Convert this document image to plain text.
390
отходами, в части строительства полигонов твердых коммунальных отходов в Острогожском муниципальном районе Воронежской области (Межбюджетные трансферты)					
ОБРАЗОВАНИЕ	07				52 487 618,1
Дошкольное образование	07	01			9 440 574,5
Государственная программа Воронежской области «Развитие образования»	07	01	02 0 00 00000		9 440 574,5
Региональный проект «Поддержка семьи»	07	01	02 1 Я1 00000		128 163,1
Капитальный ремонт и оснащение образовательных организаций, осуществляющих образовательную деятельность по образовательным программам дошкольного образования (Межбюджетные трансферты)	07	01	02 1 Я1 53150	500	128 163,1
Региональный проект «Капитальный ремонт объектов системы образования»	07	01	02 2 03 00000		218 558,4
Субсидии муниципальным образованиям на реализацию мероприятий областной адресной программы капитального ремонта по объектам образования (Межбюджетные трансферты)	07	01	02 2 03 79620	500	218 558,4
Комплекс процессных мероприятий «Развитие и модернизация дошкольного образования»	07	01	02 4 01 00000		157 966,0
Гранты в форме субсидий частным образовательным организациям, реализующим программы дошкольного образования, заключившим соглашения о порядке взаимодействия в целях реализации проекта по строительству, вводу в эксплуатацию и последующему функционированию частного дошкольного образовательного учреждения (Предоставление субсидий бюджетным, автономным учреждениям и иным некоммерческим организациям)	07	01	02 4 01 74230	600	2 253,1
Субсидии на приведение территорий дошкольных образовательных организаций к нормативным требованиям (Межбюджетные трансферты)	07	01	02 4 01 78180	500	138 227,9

★ ★ ★

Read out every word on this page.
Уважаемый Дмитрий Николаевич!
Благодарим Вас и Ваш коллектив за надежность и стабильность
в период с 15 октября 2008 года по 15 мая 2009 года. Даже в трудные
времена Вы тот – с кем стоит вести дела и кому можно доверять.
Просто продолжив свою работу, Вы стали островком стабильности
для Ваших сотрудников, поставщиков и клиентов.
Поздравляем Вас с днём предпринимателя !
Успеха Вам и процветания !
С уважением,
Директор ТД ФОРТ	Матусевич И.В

★ ★ ★

In the lines above, locate the string "мероприятий". Copy every line where it occurs.

Субсидии муниципальным образованиям на реализацию мероприятий областной адресной программы капитального ремонта по объектам образования (Межбюджетные трансферты)	07	01	02 2 03 79620	500	218 558,4
Комплекс процессных мероприятий «Развитие и модернизация дошкольного образования»	07	01	02 4 01 00000		157 966,0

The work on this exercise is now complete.